**STATED TASK**
Copy all of the material exactly. Pictures are not to appear in the copy.
━━━━━━━━━━━━━━━━━━━━
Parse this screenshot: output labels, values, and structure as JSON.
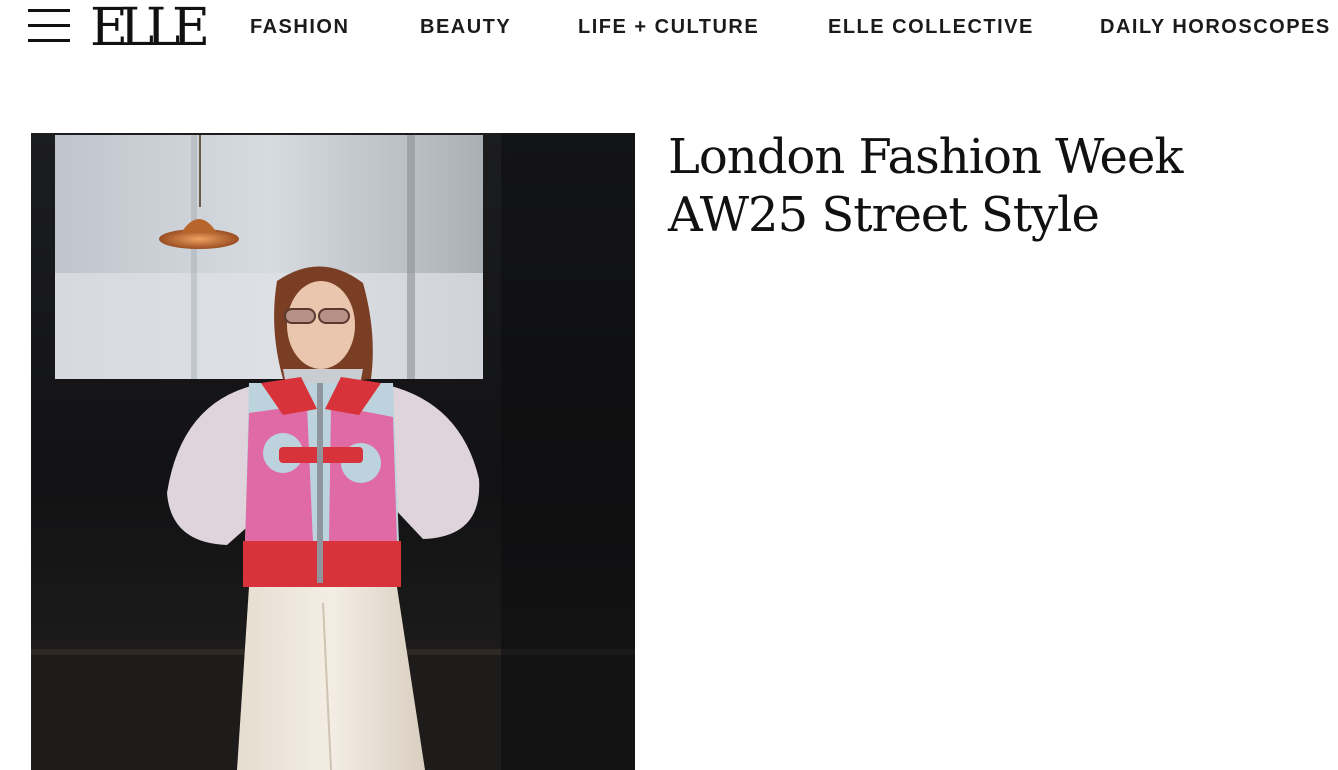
{
  "header": {
    "menu_icon": "hamburger-menu-icon",
    "logo_text": "ELLE",
    "nav": [
      {
        "label": "FASHION"
      },
      {
        "label": "BEAUTY"
      },
      {
        "label": "LIFE + CULTURE"
      },
      {
        "label": "ELLE COLLECTIVE"
      },
      {
        "label": "DAILY HOROSCOPES"
      }
    ]
  },
  "article": {
    "title_line1": "London Fashion Week",
    "title_line2": "AW25 Street Style"
  },
  "colors": {
    "text": "#111111",
    "background": "#ffffff",
    "jacket_red": "#d8333a",
    "jacket_pink": "#e5579a"
  }
}
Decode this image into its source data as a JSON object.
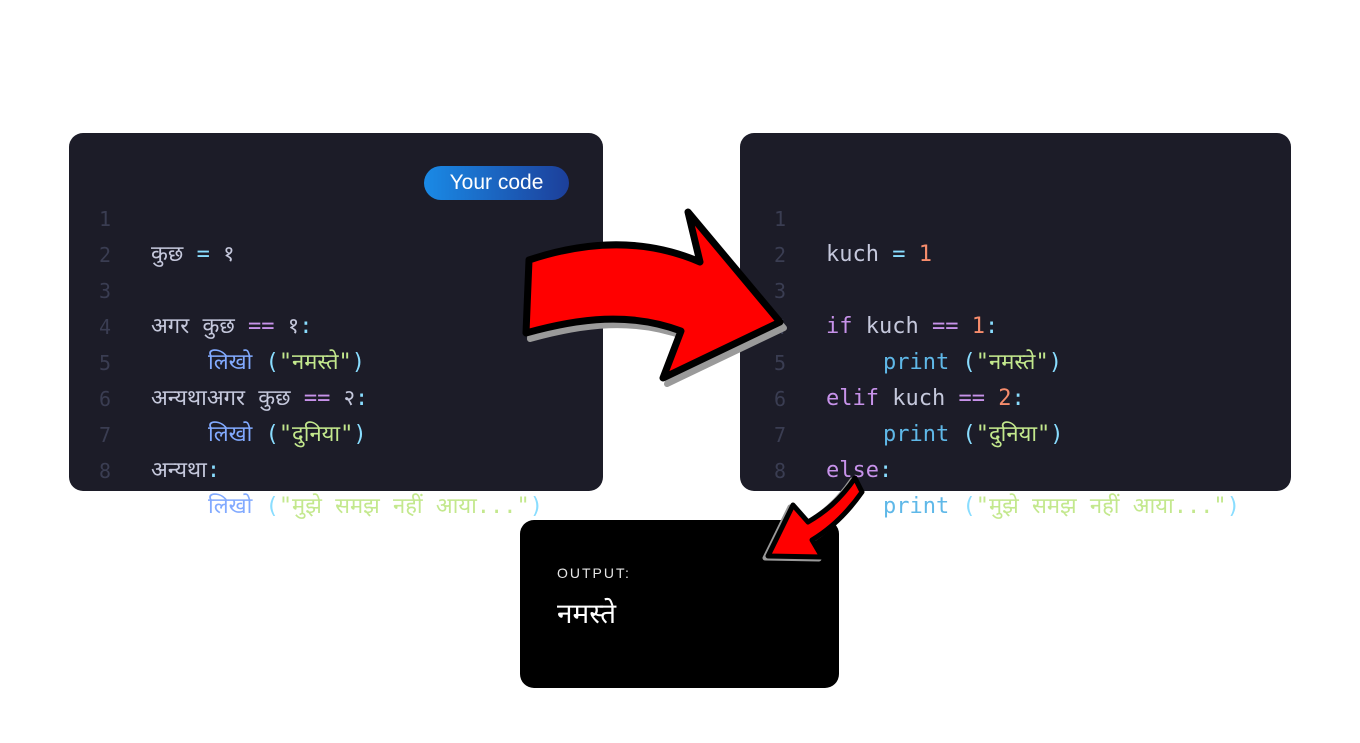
{
  "badge": {
    "label": "Your code",
    "gradient_start": "#1a8ae6",
    "gradient_end": "#1c3f9a"
  },
  "left_code": {
    "lines": [
      {
        "num": "1",
        "tokens": [
          "कुछ",
          "=",
          "१"
        ]
      },
      {
        "num": "2",
        "tokens": []
      },
      {
        "num": "3",
        "tokens": [
          "अगर",
          "कुछ",
          "==",
          "१",
          ":"
        ]
      },
      {
        "num": "4",
        "tokens": [
          "लिखो",
          "(",
          "\"नमस्ते\"",
          ")"
        ]
      },
      {
        "num": "5",
        "tokens": [
          "अन्यथाअगर",
          "कुछ",
          "==",
          "२",
          ":"
        ]
      },
      {
        "num": "6",
        "tokens": [
          "लिखो",
          "(",
          "\"दुनिया\"",
          ")"
        ]
      },
      {
        "num": "7",
        "tokens": [
          "अन्यथा",
          ":"
        ]
      },
      {
        "num": "8",
        "tokens": [
          "लिखो",
          "(",
          "\"मुझे समझ नहीं आया...\"",
          ")"
        ]
      }
    ]
  },
  "right_code": {
    "lines": [
      {
        "num": "1",
        "tokens": [
          "kuch",
          "=",
          "1"
        ]
      },
      {
        "num": "2",
        "tokens": []
      },
      {
        "num": "3",
        "tokens": [
          "if",
          "kuch",
          "==",
          "1",
          ":"
        ]
      },
      {
        "num": "4",
        "tokens": [
          "print",
          "(",
          "\"नमस्ते\"",
          ")"
        ]
      },
      {
        "num": "5",
        "tokens": [
          "elif",
          "kuch",
          "==",
          "2",
          ":"
        ]
      },
      {
        "num": "6",
        "tokens": [
          "print",
          "(",
          "\"दुनिया\"",
          ")"
        ]
      },
      {
        "num": "7",
        "tokens": [
          "else",
          ":"
        ]
      },
      {
        "num": "8",
        "tokens": [
          "print",
          "(",
          "\"मुझे समझ नहीं आया...\"",
          ")"
        ]
      }
    ]
  },
  "output": {
    "label": "OUTPUT:",
    "value": "नमस्ते"
  },
  "colors": {
    "panel_bg": "#1c1c28",
    "output_bg": "#000000",
    "arrow_fill": "#ff0000",
    "arrow_outline": "#000000",
    "keyword": "#c792ea",
    "function": "#5fb8e8",
    "string": "#c3e88d",
    "number": "#f78c6c",
    "operator": "#89ddff"
  },
  "icons": [
    "curved-arrow-right-icon",
    "curved-arrow-down-icon"
  ]
}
━━━━━━━━━━━━━━━━━━━━
**EXERCISE SOLUTION**
Parse this screenshot: output labels, values, and structure as JSON.
{
  "header": {
    "menu_icon": "hamburger-menu-icon",
    "logo_text": "ELLE",
    "nav": [
      {
        "label": "FASHION"
      },
      {
        "label": "BEAUTY"
      },
      {
        "label": "LIFE + CULTURE"
      },
      {
        "label": "ELLE COLLECTIVE"
      },
      {
        "label": "DAILY HOROSCOPES"
      }
    ]
  },
  "article": {
    "title_line1": "London Fashion Week",
    "title_line2": "AW25 Street Style"
  },
  "colors": {
    "text": "#111111",
    "background": "#ffffff",
    "jacket_red": "#d8333a",
    "jacket_pink": "#e5579a"
  }
}
Decode this image into its source data as a JSON object.
{
  "badge": {
    "label": "Your code",
    "gradient_start": "#1a8ae6",
    "gradient_end": "#1c3f9a"
  },
  "left_code": {
    "lines": [
      {
        "num": "1",
        "tokens": [
          "कुछ",
          "=",
          "१"
        ]
      },
      {
        "num": "2",
        "tokens": []
      },
      {
        "num": "3",
        "tokens": [
          "अगर",
          "कुछ",
          "==",
          "१",
          ":"
        ]
      },
      {
        "num": "4",
        "tokens": [
          "लिखो",
          "(",
          "\"नमस्ते\"",
          ")"
        ]
      },
      {
        "num": "5",
        "tokens": [
          "अन्यथाअगर",
          "कुछ",
          "==",
          "२",
          ":"
        ]
      },
      {
        "num": "6",
        "tokens": [
          "लिखो",
          "(",
          "\"दुनिया\"",
          ")"
        ]
      },
      {
        "num": "7",
        "tokens": [
          "अन्यथा",
          ":"
        ]
      },
      {
        "num": "8",
        "tokens": [
          "लिखो",
          "(",
          "\"मुझे समझ नहीं आया...\"",
          ")"
        ]
      }
    ]
  },
  "right_code": {
    "lines": [
      {
        "num": "1",
        "tokens": [
          "kuch",
          "=",
          "1"
        ]
      },
      {
        "num": "2",
        "tokens": []
      },
      {
        "num": "3",
        "tokens": [
          "if",
          "kuch",
          "==",
          "1",
          ":"
        ]
      },
      {
        "num": "4",
        "tokens": [
          "print",
          "(",
          "\"नमस्ते\"",
          ")"
        ]
      },
      {
        "num": "5",
        "tokens": [
          "elif",
          "kuch",
          "==",
          "2",
          ":"
        ]
      },
      {
        "num": "6",
        "tokens": [
          "print",
          "(",
          "\"दुनिया\"",
          ")"
        ]
      },
      {
        "num": "7",
        "tokens": [
          "else",
          ":"
        ]
      },
      {
        "num": "8",
        "tokens": [
          "print",
          "(",
          "\"मुझे समझ नहीं आया...\"",
          ")"
        ]
      }
    ]
  },
  "output": {
    "label": "OUTPUT:",
    "value": "नमस्ते"
  },
  "colors": {
    "panel_bg": "#1c1c28",
    "output_bg": "#000000",
    "arrow_fill": "#ff0000",
    "arrow_outline": "#000000",
    "keyword": "#c792ea",
    "function": "#5fb8e8",
    "string": "#c3e88d",
    "number": "#f78c6c",
    "operator": "#89ddff"
  },
  "icons": [
    "curved-arrow-right-icon",
    "curved-arrow-down-icon"
  ]
}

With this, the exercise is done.